EXERCISE DIRECTIONS
Whenever a line contains the string "Musik", copy it out of the entries.

Stored data

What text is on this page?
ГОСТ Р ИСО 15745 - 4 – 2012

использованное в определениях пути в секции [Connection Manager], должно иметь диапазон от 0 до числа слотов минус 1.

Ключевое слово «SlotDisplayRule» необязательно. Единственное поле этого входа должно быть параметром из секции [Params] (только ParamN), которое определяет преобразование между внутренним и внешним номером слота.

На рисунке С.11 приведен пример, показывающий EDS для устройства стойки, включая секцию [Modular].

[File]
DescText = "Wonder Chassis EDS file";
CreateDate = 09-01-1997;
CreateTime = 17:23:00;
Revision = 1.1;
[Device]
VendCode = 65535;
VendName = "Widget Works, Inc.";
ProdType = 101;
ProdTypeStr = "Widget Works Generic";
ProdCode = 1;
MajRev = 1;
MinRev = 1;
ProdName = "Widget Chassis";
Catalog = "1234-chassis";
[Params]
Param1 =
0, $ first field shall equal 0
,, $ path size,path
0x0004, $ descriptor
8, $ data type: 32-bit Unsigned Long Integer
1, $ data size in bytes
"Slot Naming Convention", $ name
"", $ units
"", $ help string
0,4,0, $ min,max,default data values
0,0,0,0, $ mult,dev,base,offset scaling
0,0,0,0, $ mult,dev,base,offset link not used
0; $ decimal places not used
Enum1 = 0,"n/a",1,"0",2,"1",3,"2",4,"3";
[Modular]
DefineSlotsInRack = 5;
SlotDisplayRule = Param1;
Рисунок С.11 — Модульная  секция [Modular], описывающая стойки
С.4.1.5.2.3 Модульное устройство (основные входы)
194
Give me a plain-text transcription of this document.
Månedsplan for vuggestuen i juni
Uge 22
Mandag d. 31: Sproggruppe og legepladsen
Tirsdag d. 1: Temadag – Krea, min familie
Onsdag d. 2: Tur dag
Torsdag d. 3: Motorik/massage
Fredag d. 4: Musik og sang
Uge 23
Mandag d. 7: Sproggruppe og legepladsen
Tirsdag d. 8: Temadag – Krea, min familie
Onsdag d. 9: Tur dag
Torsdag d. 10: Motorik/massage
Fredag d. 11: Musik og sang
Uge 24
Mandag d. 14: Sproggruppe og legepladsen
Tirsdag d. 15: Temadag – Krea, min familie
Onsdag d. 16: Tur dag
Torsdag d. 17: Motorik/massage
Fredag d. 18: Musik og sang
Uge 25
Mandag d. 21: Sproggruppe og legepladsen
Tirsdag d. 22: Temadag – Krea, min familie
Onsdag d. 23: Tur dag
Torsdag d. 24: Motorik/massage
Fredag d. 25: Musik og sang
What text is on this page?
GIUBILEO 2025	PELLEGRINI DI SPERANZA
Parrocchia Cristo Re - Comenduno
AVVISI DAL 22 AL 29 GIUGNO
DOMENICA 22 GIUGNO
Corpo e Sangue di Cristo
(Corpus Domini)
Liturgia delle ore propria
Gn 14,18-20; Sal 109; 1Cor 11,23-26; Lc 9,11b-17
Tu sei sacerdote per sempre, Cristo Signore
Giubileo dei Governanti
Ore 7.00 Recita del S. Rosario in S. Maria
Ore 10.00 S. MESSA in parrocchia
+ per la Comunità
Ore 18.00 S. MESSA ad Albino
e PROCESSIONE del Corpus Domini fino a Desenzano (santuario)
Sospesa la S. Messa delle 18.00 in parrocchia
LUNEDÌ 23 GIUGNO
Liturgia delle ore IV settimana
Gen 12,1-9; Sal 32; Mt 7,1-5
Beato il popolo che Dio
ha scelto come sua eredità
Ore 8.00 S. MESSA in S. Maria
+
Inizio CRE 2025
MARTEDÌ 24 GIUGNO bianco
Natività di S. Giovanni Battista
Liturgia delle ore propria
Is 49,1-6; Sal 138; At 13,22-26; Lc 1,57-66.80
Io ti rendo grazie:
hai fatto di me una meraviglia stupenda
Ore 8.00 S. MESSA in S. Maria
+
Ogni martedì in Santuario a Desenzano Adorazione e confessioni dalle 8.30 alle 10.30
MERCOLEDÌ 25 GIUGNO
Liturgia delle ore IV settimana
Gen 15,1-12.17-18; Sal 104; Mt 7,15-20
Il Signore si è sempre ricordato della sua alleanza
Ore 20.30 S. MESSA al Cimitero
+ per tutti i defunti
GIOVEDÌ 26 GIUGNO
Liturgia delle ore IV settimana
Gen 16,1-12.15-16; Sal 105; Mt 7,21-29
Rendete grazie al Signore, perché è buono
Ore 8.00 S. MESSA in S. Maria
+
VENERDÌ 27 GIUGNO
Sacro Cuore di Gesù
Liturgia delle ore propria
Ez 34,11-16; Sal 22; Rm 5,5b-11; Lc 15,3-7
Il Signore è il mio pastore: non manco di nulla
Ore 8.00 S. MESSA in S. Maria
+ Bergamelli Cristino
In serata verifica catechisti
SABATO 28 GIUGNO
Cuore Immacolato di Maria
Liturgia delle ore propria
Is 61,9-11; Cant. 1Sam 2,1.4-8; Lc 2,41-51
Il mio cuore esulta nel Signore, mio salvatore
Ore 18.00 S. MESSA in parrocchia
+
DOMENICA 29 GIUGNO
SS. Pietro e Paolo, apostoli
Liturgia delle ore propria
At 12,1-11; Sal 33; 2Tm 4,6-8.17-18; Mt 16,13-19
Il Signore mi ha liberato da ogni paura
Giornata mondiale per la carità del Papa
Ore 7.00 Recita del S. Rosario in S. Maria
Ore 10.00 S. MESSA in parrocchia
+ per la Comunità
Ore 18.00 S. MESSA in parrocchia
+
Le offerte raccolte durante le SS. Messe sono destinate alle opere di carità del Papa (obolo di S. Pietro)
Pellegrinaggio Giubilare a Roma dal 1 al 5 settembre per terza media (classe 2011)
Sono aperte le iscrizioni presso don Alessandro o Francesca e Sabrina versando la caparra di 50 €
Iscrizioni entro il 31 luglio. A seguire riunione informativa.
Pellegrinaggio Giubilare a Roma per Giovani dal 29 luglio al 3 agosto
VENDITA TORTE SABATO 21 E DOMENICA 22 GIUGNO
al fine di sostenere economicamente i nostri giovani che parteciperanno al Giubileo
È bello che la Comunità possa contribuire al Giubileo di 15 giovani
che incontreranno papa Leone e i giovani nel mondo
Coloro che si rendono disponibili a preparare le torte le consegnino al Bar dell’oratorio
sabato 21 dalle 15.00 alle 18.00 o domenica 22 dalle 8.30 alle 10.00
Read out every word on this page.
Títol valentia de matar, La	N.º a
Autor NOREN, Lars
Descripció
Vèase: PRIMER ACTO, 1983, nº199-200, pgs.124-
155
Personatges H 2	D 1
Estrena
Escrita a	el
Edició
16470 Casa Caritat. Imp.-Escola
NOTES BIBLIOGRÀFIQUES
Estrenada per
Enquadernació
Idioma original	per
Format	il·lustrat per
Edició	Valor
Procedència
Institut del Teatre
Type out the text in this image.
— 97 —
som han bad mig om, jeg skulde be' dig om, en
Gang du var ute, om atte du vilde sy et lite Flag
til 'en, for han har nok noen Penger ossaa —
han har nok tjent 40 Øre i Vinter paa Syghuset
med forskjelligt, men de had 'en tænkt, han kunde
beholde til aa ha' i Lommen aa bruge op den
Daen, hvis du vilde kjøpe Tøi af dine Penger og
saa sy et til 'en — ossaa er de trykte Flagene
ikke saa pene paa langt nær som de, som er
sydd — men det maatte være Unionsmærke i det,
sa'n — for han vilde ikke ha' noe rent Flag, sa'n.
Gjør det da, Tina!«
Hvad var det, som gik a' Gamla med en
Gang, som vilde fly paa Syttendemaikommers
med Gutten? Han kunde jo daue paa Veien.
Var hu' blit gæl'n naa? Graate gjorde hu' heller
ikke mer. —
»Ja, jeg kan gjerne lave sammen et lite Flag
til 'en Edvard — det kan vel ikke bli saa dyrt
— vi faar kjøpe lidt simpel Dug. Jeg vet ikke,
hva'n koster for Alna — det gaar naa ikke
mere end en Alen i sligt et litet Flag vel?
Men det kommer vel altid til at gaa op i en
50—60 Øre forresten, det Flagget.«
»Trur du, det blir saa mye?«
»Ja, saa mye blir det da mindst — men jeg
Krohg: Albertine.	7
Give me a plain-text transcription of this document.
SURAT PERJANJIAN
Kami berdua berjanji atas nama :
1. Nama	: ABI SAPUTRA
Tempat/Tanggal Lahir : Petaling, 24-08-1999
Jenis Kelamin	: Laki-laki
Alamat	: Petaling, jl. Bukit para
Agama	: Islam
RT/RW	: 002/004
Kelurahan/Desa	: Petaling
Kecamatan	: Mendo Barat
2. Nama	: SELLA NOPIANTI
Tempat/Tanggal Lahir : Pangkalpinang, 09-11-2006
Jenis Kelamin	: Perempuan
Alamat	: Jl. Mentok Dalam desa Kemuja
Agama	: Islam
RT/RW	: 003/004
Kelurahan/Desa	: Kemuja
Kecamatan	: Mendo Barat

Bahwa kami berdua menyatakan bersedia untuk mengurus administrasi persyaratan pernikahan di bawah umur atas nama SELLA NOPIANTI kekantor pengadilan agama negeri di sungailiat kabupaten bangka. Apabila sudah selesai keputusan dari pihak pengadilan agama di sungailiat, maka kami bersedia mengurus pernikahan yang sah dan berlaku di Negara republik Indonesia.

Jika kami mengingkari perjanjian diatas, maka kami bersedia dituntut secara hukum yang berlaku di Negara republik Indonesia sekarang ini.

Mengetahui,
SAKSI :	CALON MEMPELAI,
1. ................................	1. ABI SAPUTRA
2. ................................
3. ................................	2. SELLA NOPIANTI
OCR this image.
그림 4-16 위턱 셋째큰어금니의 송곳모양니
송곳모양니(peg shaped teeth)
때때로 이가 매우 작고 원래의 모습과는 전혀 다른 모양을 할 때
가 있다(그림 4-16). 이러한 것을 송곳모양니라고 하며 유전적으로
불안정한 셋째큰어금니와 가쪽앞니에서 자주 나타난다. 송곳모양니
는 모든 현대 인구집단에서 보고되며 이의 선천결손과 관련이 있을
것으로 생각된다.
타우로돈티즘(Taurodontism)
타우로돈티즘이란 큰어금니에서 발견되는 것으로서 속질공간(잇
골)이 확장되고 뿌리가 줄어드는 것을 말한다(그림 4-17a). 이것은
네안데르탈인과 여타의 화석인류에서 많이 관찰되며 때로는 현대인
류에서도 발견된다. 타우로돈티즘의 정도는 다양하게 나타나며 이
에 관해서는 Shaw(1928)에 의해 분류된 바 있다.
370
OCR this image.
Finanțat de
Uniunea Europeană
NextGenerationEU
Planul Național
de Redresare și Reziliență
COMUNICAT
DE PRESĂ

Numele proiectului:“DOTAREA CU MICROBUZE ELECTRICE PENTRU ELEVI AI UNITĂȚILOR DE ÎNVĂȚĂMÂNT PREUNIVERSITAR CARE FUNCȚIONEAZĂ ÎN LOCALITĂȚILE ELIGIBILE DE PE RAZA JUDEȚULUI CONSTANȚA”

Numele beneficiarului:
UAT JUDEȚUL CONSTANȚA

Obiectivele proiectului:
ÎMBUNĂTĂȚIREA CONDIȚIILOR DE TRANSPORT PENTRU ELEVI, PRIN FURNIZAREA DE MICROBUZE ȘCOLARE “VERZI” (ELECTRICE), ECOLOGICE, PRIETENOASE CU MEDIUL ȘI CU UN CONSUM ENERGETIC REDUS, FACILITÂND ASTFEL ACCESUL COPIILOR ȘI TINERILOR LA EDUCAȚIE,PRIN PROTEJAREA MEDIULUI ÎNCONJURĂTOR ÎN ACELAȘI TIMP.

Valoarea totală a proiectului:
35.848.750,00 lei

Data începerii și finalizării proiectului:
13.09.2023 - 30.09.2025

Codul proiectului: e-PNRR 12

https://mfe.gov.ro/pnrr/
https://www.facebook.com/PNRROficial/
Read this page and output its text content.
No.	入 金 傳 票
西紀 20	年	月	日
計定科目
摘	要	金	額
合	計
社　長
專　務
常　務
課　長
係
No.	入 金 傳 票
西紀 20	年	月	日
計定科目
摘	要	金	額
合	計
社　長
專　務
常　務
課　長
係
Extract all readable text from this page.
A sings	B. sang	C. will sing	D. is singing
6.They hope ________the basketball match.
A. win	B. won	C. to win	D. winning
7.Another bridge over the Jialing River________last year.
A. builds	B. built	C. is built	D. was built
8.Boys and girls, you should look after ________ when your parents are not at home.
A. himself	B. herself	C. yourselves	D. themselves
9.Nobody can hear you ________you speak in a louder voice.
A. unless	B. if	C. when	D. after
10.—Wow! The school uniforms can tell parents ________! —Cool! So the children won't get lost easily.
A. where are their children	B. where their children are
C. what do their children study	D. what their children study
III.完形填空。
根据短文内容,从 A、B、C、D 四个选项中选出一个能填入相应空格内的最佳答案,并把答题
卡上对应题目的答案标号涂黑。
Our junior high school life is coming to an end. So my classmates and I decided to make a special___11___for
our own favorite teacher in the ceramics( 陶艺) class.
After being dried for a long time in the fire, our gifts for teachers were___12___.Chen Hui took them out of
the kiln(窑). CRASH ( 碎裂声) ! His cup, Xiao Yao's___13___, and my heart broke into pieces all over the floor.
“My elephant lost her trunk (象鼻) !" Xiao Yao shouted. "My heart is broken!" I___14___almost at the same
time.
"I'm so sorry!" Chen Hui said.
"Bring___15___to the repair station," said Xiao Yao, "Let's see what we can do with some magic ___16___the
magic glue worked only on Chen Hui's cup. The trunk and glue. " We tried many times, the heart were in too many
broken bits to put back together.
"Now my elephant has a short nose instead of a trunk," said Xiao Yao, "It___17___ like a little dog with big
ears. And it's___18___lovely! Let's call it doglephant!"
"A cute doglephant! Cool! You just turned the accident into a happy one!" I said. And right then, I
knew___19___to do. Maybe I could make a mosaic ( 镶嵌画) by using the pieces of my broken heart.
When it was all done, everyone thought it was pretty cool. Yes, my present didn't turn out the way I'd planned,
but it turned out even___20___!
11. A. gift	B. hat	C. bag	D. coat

RESPONSE FOR THIS EXERCISE
Fredag d. 4: Musik og sang
Fredag d. 11: Musik og sang
Fredag d. 18: Musik og sang
Fredag d. 25: Musik og sang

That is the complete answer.